(RECORDS FOR THE EXERCISE)
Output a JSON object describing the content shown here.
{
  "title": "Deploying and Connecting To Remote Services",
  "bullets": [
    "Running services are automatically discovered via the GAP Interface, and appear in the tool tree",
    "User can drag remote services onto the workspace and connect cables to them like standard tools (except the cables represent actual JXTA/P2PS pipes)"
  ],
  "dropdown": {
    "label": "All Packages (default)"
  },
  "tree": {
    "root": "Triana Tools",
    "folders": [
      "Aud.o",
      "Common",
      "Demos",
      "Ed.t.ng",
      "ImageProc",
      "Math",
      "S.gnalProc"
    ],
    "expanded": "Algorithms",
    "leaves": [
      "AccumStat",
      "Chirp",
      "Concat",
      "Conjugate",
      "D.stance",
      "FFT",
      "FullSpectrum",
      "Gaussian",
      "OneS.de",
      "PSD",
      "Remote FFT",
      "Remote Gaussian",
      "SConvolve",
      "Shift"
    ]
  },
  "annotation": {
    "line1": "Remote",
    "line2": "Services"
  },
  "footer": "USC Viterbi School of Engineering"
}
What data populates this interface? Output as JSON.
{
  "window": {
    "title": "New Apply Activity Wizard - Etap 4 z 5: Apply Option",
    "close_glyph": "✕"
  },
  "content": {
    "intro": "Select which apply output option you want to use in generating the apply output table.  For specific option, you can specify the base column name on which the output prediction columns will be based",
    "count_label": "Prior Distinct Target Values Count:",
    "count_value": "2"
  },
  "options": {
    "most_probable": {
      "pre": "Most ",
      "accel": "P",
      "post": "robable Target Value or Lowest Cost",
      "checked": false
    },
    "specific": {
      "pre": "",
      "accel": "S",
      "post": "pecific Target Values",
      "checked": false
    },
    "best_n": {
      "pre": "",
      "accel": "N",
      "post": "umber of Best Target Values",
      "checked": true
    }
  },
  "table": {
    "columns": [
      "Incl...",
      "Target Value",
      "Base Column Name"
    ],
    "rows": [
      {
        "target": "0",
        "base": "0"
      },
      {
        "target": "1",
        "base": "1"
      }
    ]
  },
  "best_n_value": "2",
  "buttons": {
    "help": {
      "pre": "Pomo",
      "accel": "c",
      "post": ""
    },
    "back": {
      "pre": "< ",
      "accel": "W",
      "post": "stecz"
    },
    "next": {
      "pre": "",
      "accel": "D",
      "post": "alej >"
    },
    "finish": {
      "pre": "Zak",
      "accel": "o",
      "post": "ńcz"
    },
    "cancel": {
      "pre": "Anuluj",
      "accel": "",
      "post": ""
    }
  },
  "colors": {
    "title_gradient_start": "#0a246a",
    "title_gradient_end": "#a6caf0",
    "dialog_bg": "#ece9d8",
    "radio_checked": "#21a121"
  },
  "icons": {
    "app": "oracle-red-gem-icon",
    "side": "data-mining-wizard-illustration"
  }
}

(WHAT IS BEING ASKED)
Make a copy of each line that contains the string "specific".

(FULL ANSWER)
    "intro": "Select which apply output option you want to use in generating the apply output table.  For specific option, you can specify the base column name on which the output prediction columns will be based",
    "specific": {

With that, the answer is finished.